BRIEF: Copy out all lines where "document" appears.

THE DATA:

--- START ---

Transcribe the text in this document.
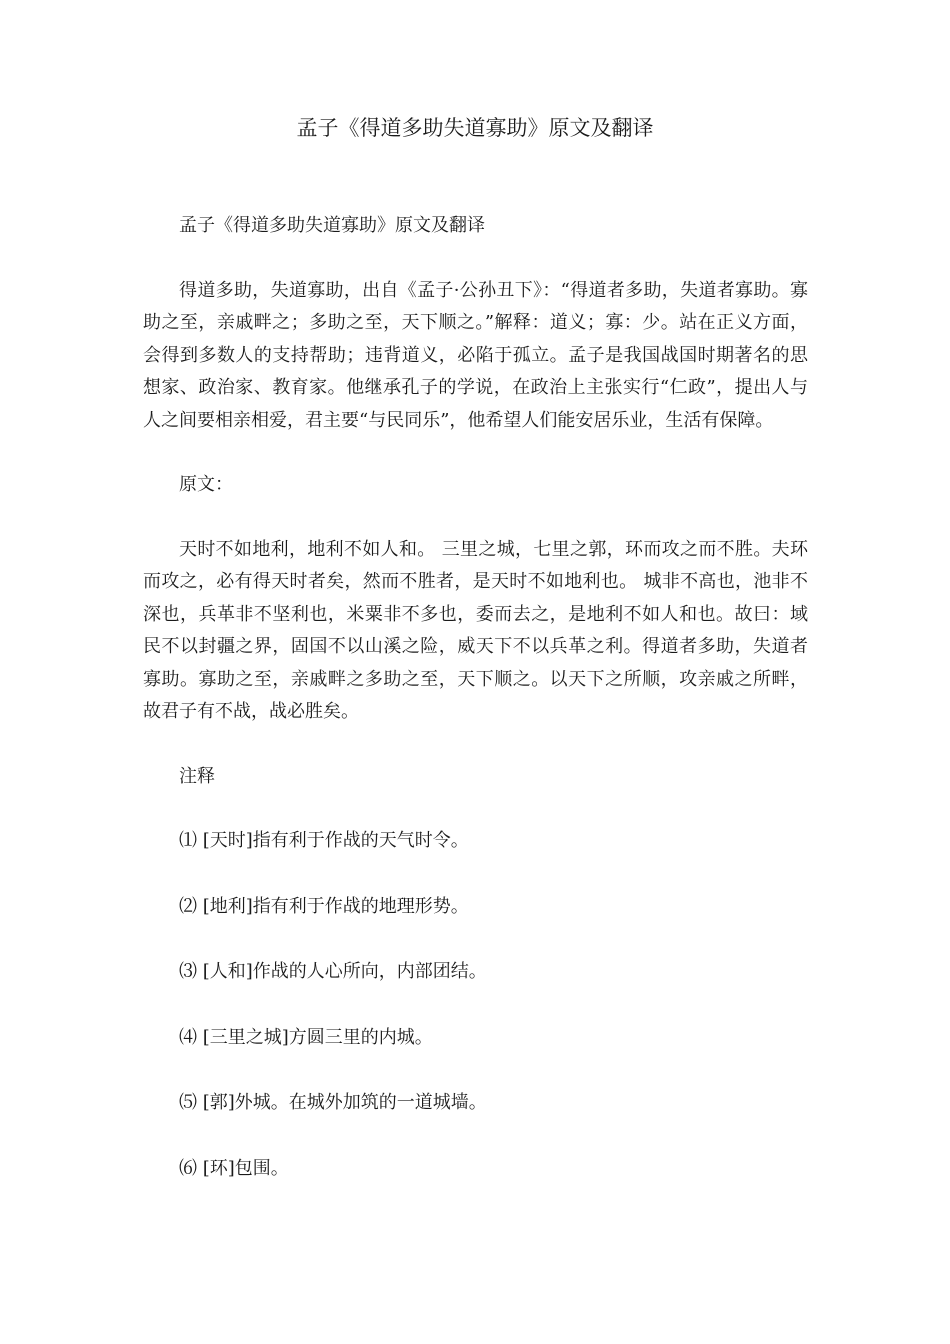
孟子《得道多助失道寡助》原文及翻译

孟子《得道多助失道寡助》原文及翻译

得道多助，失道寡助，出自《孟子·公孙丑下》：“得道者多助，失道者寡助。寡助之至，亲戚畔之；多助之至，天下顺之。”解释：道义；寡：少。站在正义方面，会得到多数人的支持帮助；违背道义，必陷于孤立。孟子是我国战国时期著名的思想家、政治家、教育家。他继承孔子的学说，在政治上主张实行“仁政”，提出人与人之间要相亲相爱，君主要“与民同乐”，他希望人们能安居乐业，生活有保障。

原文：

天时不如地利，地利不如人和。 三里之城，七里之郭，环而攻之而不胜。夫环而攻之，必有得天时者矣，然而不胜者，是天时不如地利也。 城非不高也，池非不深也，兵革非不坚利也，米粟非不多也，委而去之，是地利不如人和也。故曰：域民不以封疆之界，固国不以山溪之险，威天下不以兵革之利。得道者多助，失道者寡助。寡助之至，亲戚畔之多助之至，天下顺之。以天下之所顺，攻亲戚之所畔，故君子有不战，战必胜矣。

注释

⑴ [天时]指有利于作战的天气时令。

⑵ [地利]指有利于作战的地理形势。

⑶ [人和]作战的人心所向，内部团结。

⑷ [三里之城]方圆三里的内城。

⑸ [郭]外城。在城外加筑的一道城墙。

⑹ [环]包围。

--- END ---
--- START ---

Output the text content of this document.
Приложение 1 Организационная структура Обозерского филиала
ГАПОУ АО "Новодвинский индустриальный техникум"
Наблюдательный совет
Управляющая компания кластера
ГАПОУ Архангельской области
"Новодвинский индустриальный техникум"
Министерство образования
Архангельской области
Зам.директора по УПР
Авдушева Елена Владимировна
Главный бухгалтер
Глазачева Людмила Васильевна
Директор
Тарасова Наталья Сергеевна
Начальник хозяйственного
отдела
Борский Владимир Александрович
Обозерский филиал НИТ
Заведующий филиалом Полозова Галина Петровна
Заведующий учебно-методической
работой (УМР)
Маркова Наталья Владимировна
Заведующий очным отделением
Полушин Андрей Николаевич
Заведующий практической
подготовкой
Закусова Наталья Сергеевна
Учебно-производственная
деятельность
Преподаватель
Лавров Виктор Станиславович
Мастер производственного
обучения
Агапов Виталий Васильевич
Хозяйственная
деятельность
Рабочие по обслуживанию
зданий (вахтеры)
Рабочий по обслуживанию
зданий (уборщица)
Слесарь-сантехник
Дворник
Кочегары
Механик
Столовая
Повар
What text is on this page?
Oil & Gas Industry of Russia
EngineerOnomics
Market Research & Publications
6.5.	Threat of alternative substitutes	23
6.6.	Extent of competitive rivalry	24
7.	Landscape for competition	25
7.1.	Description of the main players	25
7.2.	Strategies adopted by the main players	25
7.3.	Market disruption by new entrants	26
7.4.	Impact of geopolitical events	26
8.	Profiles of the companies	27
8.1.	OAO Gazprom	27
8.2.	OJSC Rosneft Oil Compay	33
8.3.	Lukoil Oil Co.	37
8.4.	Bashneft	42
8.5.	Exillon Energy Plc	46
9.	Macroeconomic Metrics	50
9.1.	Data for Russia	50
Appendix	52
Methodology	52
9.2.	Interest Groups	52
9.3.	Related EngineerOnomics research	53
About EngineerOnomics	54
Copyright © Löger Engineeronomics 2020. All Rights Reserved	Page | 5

--- END ---

ANSWER TO THE EXERCISE:
Transcribe the text in this document.
Output the text content of this document.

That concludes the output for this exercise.